__WHAT THE TASK ASKS__
Return exactly the span of lines that opens with the line containing "OCR this image." and closes with the last line of the data, inclusive.

-- start of DATA TO PROCESS --

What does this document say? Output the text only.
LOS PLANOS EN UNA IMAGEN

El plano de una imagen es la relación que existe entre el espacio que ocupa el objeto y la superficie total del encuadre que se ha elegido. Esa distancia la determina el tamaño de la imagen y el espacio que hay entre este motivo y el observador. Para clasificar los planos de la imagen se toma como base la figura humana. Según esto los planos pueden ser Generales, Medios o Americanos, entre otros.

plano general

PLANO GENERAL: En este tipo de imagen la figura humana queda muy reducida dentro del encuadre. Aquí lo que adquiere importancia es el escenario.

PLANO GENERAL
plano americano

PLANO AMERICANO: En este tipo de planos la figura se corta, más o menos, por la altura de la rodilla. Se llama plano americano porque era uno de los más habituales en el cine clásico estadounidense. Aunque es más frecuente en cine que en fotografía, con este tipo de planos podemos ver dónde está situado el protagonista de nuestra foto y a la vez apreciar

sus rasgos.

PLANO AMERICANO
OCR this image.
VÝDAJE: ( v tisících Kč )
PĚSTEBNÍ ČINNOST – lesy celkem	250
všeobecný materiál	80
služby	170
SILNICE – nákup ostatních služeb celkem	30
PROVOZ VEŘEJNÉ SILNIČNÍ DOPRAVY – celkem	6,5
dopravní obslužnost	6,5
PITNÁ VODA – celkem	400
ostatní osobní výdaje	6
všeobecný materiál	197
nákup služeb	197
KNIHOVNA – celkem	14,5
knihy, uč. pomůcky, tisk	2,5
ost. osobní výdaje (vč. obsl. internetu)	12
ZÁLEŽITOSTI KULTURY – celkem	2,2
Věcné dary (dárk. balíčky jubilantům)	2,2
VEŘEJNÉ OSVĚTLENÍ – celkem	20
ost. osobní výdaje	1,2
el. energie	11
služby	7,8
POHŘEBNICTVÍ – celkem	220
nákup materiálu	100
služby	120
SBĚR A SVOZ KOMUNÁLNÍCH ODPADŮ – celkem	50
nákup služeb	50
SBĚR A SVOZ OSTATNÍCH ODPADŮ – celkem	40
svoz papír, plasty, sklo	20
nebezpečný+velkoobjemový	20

-- end of DATA TO PROCESS --

__WRITTEN RESPONSE__
OCR this image.
VÝDAJE: ( v tisících Kč )
PĚSTEBNÍ ČINNOST – lesy celkem	250
všeobecný materiál	80
služby	170
SILNICE – nákup ostatních služeb celkem	30
PROVOZ VEŘEJNÉ SILNIČNÍ DOPRAVY – celkem	6,5
dopravní obslužnost	6,5
PITNÁ VODA – celkem	400
ostatní osobní výdaje	6
všeobecný materiál	197
nákup služeb	197
KNIHOVNA – celkem	14,5
knihy, uč. pomůcky, tisk	2,5
ost. osobní výdaje (vč. obsl. internetu)	12
ZÁLEŽITOSTI KULTURY – celkem	2,2
Věcné dary (dárk. balíčky jubilantům)	2,2
VEŘEJNÉ OSVĚTLENÍ – celkem	20
ost. osobní výdaje	1,2
el. energie	11
služby	7,8
POHŘEBNICTVÍ – celkem	220
nákup materiálu	100
služby	120
SBĚR A SVOZ KOMUNÁLNÍCH ODPADŮ – celkem	50
nákup služeb	50
SBĚR A SVOZ OSTATNÍCH ODPADŮ – celkem	40
svoz papír, plasty, sklo	20
nebezpečný+velkoobjemový	20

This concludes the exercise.